§ **Data shown**
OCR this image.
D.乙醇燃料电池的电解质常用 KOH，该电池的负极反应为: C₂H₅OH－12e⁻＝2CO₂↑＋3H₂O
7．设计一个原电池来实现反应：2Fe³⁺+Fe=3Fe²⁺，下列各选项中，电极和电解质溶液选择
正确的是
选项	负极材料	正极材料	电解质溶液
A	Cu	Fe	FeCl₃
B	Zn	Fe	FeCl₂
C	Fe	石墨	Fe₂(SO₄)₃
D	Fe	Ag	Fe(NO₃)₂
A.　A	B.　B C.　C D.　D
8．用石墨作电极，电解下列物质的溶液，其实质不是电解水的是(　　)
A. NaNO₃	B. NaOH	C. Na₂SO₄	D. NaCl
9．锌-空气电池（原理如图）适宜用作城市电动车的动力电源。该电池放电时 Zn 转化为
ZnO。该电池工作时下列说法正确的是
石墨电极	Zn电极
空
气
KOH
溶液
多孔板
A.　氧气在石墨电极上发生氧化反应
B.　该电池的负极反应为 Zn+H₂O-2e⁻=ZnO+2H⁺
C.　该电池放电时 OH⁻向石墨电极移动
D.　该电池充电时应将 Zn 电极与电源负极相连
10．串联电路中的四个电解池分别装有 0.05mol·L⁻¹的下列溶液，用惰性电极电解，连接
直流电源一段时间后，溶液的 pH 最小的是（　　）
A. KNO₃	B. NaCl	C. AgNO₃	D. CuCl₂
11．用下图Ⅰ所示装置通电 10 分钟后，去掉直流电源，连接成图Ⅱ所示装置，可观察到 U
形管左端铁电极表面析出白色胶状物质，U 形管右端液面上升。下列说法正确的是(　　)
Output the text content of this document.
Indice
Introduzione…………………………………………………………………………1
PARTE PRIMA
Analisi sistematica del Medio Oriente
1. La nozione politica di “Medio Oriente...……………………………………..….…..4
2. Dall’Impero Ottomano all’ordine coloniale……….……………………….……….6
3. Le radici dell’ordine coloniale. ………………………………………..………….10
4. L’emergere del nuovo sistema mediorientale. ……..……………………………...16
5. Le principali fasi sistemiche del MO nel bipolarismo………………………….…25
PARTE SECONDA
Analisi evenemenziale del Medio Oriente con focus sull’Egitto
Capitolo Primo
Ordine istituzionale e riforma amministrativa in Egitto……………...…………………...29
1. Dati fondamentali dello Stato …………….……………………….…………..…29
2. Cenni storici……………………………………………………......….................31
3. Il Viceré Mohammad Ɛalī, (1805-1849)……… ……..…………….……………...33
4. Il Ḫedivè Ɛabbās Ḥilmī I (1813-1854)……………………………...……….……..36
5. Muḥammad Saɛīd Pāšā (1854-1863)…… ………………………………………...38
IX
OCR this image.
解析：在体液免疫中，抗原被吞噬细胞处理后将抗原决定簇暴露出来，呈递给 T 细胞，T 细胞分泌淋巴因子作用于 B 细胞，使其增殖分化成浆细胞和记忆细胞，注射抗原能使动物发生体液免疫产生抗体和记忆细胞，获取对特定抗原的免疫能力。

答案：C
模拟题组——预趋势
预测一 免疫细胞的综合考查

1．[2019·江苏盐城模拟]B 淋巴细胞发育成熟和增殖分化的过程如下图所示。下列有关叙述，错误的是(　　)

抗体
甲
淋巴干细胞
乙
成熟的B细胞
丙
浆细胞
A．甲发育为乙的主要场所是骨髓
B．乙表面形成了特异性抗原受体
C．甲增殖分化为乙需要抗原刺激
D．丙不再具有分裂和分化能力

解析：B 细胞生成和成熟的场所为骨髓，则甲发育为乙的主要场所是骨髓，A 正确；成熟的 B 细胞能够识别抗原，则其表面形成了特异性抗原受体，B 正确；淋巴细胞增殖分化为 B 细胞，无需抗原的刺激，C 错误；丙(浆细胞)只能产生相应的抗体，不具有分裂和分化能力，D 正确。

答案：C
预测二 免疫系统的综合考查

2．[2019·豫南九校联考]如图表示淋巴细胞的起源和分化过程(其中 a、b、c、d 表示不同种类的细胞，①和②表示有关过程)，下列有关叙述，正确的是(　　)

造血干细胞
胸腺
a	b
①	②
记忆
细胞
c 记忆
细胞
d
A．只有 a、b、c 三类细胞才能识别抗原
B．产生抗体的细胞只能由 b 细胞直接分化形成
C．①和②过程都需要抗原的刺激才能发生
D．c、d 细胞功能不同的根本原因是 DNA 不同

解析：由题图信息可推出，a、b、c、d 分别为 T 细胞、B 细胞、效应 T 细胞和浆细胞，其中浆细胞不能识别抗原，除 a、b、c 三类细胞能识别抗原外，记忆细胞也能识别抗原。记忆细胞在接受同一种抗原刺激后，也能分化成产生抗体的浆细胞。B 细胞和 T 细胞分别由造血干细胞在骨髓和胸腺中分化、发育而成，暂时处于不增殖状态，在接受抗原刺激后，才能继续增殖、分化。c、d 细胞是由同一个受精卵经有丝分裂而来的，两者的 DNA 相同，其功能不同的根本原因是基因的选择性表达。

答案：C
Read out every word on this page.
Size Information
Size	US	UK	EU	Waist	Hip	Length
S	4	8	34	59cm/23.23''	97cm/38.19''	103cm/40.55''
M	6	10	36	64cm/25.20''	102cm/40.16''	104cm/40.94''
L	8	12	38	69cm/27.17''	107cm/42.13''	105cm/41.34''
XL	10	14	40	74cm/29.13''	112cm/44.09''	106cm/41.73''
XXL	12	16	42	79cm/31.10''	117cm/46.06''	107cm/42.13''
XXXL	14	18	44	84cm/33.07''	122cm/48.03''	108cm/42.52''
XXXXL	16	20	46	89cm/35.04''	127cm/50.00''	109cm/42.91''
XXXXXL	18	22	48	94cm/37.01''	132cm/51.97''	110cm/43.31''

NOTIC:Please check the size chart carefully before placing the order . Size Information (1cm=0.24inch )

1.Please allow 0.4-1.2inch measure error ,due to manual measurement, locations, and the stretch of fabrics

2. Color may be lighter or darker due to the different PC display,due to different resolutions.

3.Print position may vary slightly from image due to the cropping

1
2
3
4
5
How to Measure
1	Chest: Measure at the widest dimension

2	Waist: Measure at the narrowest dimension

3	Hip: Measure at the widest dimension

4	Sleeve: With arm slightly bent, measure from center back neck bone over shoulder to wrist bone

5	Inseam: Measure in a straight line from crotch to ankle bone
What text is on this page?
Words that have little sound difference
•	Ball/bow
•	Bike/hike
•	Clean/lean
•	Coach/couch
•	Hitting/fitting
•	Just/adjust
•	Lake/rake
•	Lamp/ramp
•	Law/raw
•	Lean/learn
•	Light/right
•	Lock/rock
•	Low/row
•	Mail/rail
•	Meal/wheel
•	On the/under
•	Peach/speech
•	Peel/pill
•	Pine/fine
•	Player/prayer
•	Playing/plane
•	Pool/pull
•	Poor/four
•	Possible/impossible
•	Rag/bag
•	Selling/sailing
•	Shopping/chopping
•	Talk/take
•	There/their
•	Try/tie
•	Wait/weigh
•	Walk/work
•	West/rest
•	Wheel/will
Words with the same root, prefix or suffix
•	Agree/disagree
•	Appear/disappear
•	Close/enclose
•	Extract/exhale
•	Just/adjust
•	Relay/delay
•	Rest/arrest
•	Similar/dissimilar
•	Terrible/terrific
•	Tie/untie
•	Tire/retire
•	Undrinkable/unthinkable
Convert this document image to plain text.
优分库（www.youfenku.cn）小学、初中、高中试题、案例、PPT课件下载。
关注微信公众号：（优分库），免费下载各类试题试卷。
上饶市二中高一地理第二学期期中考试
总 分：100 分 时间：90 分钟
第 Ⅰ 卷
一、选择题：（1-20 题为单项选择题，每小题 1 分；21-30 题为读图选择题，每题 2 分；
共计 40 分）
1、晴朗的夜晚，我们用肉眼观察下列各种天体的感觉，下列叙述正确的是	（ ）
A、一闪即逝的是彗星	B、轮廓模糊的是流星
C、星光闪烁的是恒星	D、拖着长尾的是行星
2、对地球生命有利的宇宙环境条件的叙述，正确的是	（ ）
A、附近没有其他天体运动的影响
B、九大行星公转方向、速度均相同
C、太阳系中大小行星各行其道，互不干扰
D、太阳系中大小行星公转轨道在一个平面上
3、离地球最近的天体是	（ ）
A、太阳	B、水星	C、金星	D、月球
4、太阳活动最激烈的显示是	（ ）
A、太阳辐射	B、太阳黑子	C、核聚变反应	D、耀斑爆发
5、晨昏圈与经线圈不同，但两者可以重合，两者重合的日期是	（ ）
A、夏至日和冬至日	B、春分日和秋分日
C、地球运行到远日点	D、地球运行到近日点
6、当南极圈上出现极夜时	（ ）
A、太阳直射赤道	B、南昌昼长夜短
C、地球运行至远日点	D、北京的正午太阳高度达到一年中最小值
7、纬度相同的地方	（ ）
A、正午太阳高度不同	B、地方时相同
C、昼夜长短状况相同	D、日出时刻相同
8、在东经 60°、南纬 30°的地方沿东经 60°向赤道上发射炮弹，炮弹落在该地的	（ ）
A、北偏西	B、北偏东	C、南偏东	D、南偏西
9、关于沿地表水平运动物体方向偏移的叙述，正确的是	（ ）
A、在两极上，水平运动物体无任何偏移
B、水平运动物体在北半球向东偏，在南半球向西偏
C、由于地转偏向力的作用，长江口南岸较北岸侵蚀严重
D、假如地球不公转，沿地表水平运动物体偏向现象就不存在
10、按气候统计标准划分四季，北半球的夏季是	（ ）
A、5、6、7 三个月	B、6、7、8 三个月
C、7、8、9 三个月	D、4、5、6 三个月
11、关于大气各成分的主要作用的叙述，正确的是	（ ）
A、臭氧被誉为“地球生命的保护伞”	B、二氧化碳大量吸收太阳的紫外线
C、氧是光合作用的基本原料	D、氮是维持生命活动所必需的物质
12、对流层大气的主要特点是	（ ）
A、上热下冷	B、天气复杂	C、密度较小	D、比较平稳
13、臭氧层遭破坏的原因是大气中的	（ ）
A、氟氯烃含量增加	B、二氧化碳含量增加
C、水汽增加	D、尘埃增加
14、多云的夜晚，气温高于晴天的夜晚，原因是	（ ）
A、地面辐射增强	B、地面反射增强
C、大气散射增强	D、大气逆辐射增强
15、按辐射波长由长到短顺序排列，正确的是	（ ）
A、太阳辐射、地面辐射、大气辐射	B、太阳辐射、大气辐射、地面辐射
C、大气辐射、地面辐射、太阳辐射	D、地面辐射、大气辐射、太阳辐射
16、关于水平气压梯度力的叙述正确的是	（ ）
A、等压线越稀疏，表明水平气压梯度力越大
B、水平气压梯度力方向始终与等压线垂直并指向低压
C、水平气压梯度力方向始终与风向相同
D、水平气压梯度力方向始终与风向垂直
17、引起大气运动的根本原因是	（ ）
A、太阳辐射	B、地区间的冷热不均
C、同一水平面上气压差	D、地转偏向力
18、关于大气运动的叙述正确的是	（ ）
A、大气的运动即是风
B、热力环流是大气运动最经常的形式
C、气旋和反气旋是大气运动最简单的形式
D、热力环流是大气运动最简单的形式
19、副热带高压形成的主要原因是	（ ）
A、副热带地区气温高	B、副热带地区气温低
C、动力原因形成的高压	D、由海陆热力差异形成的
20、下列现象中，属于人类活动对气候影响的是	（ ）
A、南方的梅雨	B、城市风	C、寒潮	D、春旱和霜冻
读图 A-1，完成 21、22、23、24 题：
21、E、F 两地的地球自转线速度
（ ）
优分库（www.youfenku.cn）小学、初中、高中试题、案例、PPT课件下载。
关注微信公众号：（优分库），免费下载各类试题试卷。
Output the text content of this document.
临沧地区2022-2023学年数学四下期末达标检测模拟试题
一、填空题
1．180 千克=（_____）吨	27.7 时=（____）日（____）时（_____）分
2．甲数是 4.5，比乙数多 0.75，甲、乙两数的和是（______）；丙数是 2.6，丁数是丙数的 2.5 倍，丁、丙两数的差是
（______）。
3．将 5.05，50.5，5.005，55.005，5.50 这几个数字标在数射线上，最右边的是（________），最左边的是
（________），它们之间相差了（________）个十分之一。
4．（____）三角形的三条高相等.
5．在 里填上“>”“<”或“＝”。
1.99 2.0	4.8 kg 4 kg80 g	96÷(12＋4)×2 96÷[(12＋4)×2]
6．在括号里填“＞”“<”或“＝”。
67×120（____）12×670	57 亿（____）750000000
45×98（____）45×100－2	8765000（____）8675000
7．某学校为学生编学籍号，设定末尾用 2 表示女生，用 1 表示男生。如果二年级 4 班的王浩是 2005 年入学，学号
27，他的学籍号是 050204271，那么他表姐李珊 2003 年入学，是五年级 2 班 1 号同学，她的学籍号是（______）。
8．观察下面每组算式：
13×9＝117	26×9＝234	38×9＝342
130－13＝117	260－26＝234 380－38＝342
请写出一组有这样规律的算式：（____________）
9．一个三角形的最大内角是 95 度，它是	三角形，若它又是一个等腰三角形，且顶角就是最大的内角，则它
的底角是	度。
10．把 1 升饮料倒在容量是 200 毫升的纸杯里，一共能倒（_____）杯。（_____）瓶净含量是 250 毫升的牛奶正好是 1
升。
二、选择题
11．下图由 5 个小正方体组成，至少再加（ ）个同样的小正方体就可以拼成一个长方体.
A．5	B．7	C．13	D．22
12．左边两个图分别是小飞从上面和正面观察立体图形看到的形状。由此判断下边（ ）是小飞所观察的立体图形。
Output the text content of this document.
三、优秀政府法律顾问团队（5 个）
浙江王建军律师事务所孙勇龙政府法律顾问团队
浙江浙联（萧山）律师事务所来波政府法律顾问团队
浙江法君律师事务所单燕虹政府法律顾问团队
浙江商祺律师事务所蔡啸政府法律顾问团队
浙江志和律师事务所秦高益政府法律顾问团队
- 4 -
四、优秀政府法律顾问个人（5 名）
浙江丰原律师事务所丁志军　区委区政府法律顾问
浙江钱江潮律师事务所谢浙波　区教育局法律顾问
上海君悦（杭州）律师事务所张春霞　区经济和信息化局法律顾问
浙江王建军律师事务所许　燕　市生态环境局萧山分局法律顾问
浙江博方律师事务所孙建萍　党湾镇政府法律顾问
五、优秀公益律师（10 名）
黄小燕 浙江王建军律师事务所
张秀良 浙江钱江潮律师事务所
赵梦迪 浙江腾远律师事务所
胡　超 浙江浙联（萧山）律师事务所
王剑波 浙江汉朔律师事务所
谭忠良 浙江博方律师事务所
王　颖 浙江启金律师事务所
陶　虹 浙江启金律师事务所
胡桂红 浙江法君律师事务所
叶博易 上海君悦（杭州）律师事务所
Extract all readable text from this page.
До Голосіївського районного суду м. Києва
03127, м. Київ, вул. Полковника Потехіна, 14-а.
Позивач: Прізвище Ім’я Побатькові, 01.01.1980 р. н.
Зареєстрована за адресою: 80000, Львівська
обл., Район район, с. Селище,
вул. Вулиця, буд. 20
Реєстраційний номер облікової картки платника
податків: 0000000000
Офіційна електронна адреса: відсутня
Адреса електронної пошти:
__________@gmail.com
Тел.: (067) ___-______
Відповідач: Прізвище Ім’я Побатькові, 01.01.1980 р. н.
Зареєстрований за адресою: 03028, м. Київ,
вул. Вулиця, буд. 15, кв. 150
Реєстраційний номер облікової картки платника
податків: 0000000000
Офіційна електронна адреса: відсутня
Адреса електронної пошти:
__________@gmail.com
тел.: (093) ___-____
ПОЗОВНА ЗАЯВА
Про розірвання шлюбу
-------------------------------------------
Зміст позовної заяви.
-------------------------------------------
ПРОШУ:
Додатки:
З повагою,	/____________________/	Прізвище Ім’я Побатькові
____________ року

§ **Problem statement**
Which lines contain "image"? Show each of them.

§ **Result**
OCR this image.
OCR this image.
3.Print position may vary slightly from image due to the cropping
Convert this document image to plain text.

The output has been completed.